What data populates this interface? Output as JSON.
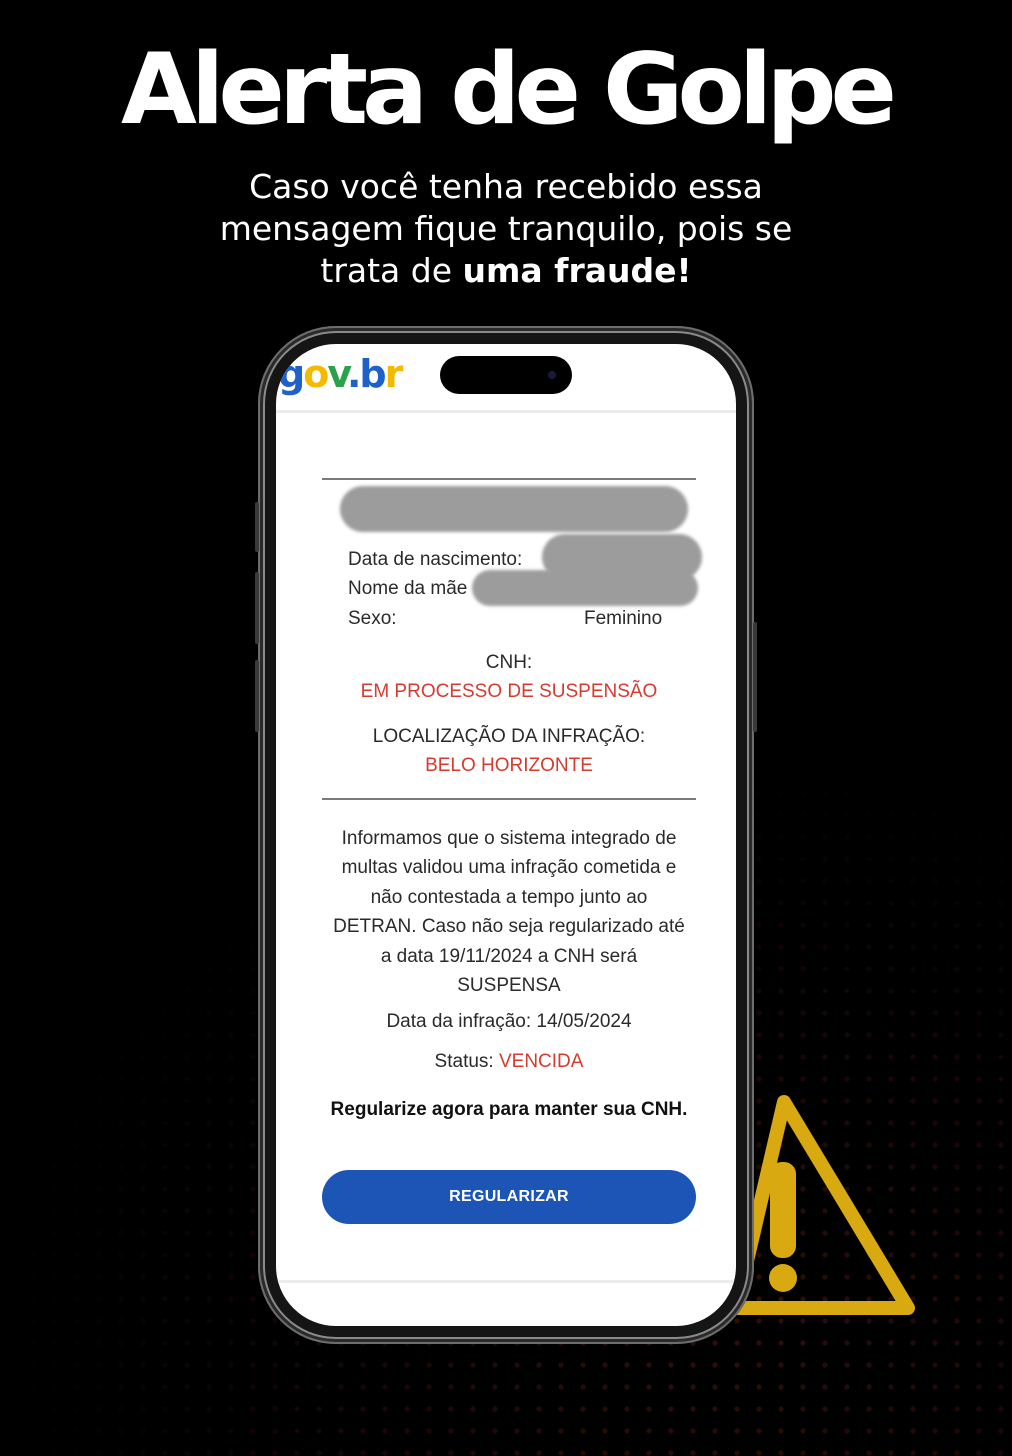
{
  "headline": "Alerta de Golpe",
  "subtitle": {
    "line1": "Caso você tenha recebido essa",
    "line2": "mensagem fique tranquilo, pois se",
    "line3_prefix": "trata de ",
    "line3_bold": "uma fraude!"
  },
  "colors": {
    "background": "#000000",
    "warning_yellow": "#d9a912",
    "alert_red": "#d63b2f",
    "button_blue": "#1c55b5"
  },
  "phone": {
    "logo": {
      "g": "g",
      "o": "o",
      "v": "v",
      "dot": ".",
      "b": "b",
      "r": "r"
    },
    "fields": {
      "birth_label": "Data de nascimento:",
      "mother_label": "Nome da mãe",
      "sex_label": "Sexo:",
      "sex_value": "Feminino"
    },
    "cnh_label": "CNH:",
    "cnh_status": "EM PROCESSO DE SUSPENSÃO",
    "location_label": "LOCALIZAÇÃO DA INFRAÇÃO:",
    "location_value": "BELO HORIZONTE",
    "message_lines": [
      "Informamos que o sistema integrado de",
      "multas validou uma infração cometida e",
      "não contestada a tempo junto ao",
      "DETRAN. Caso não seja regularizado até",
      "a data 19/11/2024 a CNH será",
      "SUSPENSA"
    ],
    "infraction_date": "Data da infração: 14/05/2024",
    "status_label": "Status: ",
    "status_value": "VENCIDA",
    "cta_text": "Regularize agora para manter sua CNH.",
    "button_label": "REGULARIZAR"
  },
  "icons": {
    "warning": "warning-triangle-icon"
  }
}
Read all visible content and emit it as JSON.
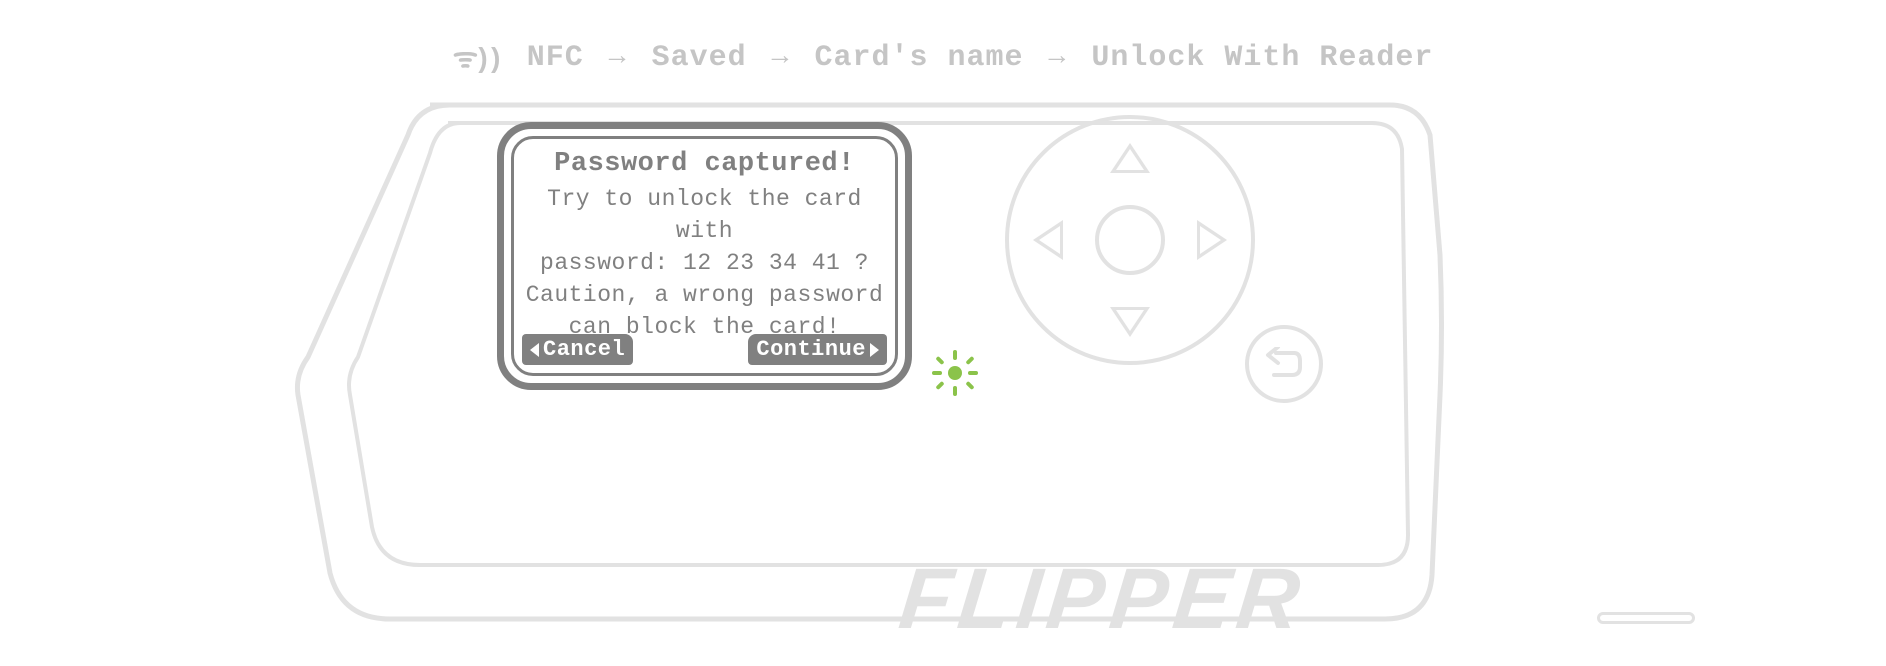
{
  "breadcrumb": {
    "icon": "nfc",
    "items": [
      "NFC",
      "Saved",
      "Card's name",
      "Unlock With Reader"
    ]
  },
  "screen": {
    "title": "Password captured!",
    "line1": "Try to unlock the card with",
    "line2": "password: 12 23 34 41 ?",
    "line3": "Caution, a wrong password",
    "line4": "can block the card!",
    "cancel_label": "Cancel",
    "continue_label": "Continue"
  },
  "device": {
    "brand": "FLIPPER",
    "led_color": "#8bc34a"
  }
}
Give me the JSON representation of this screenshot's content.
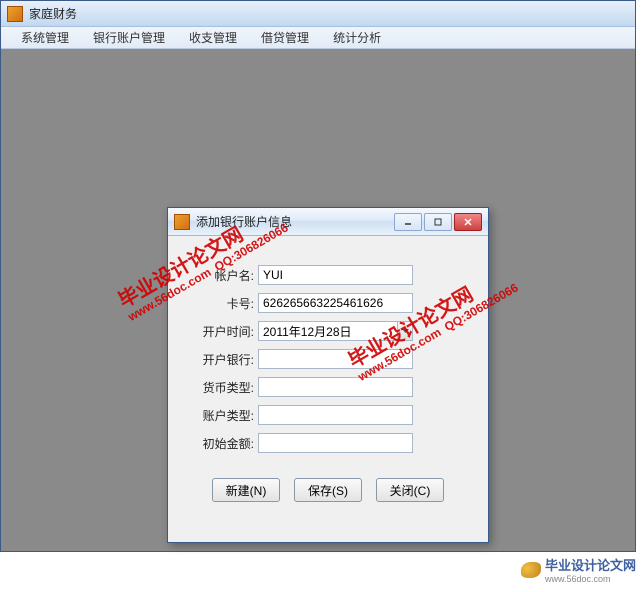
{
  "main": {
    "title": "家庭财务",
    "menu": [
      "系统管理",
      "银行账户管理",
      "收支管理",
      "借贷管理",
      "统计分析"
    ]
  },
  "dialog": {
    "title": "添加银行账户信息",
    "fields": {
      "account_name": {
        "label": "帐户名:",
        "value": "YUI"
      },
      "card_no": {
        "label": "卡号:",
        "value": "626265663225461626"
      },
      "open_date": {
        "label": "开户时间:",
        "value": "2011年12月28日"
      },
      "open_bank": {
        "label": "开户银行:",
        "value": ""
      },
      "currency": {
        "label": "货币类型:",
        "value": ""
      },
      "account_type": {
        "label": "账户类型:",
        "value": ""
      },
      "initial_amount": {
        "label": "初始金额:",
        "value": ""
      }
    },
    "buttons": {
      "new": "新建(N)",
      "save": "保存(S)",
      "close": "关闭(C)"
    }
  },
  "watermark": {
    "main": "毕业设计论文网",
    "url": "www.56doc.com",
    "qq": "QQ:306826066"
  },
  "footer": {
    "text": "毕业设计论文网",
    "url": "www.56doc.com"
  }
}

◆ **Given request**
Omit every image. Quote each record exactly.

◆ **Solution for this problem**
What data populates this interface? Output as JSON.
{
  "headline": "Alerta de Golpe",
  "subtitle": {
    "line1": "Caso você tenha recebido essa",
    "line2": "mensagem fique tranquilo, pois se",
    "line3_prefix": "trata de ",
    "line3_bold": "uma fraude!"
  },
  "colors": {
    "background": "#000000",
    "warning_yellow": "#d9a912",
    "alert_red": "#d63b2f",
    "button_blue": "#1c55b5"
  },
  "phone": {
    "logo": {
      "g": "g",
      "o": "o",
      "v": "v",
      "dot": ".",
      "b": "b",
      "r": "r"
    },
    "fields": {
      "birth_label": "Data de nascimento:",
      "mother_label": "Nome da mãe",
      "sex_label": "Sexo:",
      "sex_value": "Feminino"
    },
    "cnh_label": "CNH:",
    "cnh_status": "EM PROCESSO DE SUSPENSÃO",
    "location_label": "LOCALIZAÇÃO DA INFRAÇÃO:",
    "location_value": "BELO HORIZONTE",
    "message_lines": [
      "Informamos que o sistema integrado de",
      "multas validou uma infração cometida e",
      "não contestada a tempo junto ao",
      "DETRAN. Caso não seja regularizado até",
      "a data 19/11/2024 a CNH será",
      "SUSPENSA"
    ],
    "infraction_date": "Data da infração: 14/05/2024",
    "status_label": "Status: ",
    "status_value": "VENCIDA",
    "cta_text": "Regularize agora para manter sua CNH.",
    "button_label": "REGULARIZAR"
  },
  "icons": {
    "warning": "warning-triangle-icon"
  }
}
Read all visible content and emit it as JSON.
{
  "breadcrumb": {
    "icon": "nfc",
    "items": [
      "NFC",
      "Saved",
      "Card's name",
      "Unlock With Reader"
    ]
  },
  "screen": {
    "title": "Password captured!",
    "line1": "Try to unlock the card with",
    "line2": "password: 12 23 34 41 ?",
    "line3": "Caution, a wrong password",
    "line4": "can block the card!",
    "cancel_label": "Cancel",
    "continue_label": "Continue"
  },
  "device": {
    "brand": "FLIPPER",
    "led_color": "#8bc34a"
  }
}
Give me the JSON representation of this screenshot's content.
{
  "main": {
    "title": "家庭财务",
    "menu": [
      "系统管理",
      "银行账户管理",
      "收支管理",
      "借贷管理",
      "统计分析"
    ]
  },
  "dialog": {
    "title": "添加银行账户信息",
    "fields": {
      "account_name": {
        "label": "帐户名:",
        "value": "YUI"
      },
      "card_no": {
        "label": "卡号:",
        "value": "626265663225461626"
      },
      "open_date": {
        "label": "开户时间:",
        "value": "2011年12月28日"
      },
      "open_bank": {
        "label": "开户银行:",
        "value": ""
      },
      "currency": {
        "label": "货币类型:",
        "value": ""
      },
      "account_type": {
        "label": "账户类型:",
        "value": ""
      },
      "initial_amount": {
        "label": "初始金额:",
        "value": ""
      }
    },
    "buttons": {
      "new": "新建(N)",
      "save": "保存(S)",
      "close": "关闭(C)"
    }
  },
  "watermark": {
    "main": "毕业设计论文网",
    "url": "www.56doc.com",
    "qq": "QQ:306826066"
  },
  "footer": {
    "text": "毕业设计论文网",
    "url": "www.56doc.com"
  }
}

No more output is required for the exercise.